--- Provided records Enclosed Below ---

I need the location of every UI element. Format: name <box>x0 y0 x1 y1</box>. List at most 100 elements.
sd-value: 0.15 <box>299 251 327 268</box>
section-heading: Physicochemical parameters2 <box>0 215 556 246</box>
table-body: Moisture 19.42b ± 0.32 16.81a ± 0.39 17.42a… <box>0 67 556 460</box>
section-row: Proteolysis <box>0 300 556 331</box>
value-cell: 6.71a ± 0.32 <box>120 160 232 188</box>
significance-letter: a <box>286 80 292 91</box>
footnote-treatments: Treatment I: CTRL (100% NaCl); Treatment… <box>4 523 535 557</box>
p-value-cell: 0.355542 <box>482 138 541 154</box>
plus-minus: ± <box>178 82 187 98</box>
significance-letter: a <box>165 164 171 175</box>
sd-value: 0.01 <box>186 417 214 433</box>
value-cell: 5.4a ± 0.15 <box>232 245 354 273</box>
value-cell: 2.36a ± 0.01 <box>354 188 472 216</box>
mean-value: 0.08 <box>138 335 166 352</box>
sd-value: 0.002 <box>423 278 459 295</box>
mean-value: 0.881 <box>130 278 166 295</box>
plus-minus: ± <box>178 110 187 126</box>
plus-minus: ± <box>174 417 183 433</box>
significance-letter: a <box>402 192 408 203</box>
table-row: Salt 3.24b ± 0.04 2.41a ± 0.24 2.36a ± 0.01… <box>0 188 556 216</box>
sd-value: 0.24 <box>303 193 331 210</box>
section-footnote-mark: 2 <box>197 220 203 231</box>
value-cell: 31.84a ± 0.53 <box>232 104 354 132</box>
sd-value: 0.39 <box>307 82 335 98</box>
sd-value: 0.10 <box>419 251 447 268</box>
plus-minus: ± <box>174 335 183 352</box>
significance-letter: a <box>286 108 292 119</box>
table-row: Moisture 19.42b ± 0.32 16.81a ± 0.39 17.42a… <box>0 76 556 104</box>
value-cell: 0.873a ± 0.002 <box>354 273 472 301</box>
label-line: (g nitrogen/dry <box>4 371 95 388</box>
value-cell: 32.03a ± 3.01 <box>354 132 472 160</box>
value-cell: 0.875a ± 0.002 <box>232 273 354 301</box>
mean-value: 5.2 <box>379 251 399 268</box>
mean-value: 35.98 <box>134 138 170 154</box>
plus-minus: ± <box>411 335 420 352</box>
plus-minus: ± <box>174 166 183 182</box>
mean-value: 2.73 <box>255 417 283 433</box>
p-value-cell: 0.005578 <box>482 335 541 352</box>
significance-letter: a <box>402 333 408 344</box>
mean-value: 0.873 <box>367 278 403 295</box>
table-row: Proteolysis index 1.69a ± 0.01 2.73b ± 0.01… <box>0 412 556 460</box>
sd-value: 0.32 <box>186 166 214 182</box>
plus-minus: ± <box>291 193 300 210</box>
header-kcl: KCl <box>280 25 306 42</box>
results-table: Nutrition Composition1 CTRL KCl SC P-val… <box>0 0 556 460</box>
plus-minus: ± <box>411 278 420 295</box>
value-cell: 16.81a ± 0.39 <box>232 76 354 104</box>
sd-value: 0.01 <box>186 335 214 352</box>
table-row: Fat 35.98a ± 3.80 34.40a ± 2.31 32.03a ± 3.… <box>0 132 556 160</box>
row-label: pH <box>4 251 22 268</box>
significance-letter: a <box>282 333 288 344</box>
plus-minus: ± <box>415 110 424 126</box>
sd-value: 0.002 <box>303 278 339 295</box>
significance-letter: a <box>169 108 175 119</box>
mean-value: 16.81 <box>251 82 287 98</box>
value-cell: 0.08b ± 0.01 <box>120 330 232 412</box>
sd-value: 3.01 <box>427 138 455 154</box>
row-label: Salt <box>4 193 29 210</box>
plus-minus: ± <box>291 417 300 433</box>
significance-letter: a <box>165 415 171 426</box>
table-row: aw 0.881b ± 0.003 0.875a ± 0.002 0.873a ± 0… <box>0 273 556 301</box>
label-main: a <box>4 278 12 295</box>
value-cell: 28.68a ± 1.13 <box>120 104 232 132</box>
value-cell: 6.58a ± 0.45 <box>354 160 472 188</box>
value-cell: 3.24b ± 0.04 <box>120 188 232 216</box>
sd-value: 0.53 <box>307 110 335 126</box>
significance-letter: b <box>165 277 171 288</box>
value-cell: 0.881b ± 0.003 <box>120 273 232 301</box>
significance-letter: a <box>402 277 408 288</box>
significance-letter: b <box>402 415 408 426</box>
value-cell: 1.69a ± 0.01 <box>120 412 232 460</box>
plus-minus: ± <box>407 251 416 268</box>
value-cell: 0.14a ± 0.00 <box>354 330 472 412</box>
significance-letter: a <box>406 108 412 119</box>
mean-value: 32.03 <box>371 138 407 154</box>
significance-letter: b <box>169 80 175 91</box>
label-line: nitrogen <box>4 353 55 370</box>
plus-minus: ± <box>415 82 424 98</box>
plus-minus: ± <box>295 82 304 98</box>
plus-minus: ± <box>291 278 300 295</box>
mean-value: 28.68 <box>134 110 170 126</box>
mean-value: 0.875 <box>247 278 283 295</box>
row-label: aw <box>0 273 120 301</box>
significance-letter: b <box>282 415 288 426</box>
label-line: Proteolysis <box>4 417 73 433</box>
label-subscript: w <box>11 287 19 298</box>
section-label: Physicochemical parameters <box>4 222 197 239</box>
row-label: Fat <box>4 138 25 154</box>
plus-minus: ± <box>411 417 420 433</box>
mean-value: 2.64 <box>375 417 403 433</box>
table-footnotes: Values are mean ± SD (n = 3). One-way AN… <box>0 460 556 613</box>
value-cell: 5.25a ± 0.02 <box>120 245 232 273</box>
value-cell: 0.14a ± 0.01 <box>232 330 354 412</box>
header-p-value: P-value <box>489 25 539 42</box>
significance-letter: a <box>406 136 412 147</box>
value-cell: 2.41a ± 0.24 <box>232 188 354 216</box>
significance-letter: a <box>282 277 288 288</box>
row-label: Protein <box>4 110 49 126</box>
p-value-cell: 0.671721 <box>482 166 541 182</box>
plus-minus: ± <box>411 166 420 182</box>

--- End of Enclosed Provided records ---

The response must contain each line above that holds the string "table".

table-body: Moisture 19.42b ± 0.32 16.81a ± 0.39 17.42a… <box>0 67 556 460</box>
table-row: Salt 3.24b ± 0.04 2.41a ± 0.24 2.36a ± 0.01… <box>0 188 556 216</box>
table-row: Moisture 19.42b ± 0.32 16.81a ± 0.39 17.42a… <box>0 76 556 104</box>
table-row: Proteolysis index 1.69a ± 0.01 2.73b ± 0.01… <box>0 412 556 460</box>
results-table: Nutrition Composition1 CTRL KCl SC P-val… <box>0 0 556 460</box>
table-row: Fat 35.98a ± 3.80 34.40a ± 2.31 32.03a ± 3.… <box>0 132 556 160</box>
table-row: aw 0.881b ± 0.003 0.875a ± 0.002 0.873a ± 0… <box>0 273 556 301</box>
table-footnotes: Values are mean ± SD (n = 3). One-way AN… <box>0 460 556 613</box>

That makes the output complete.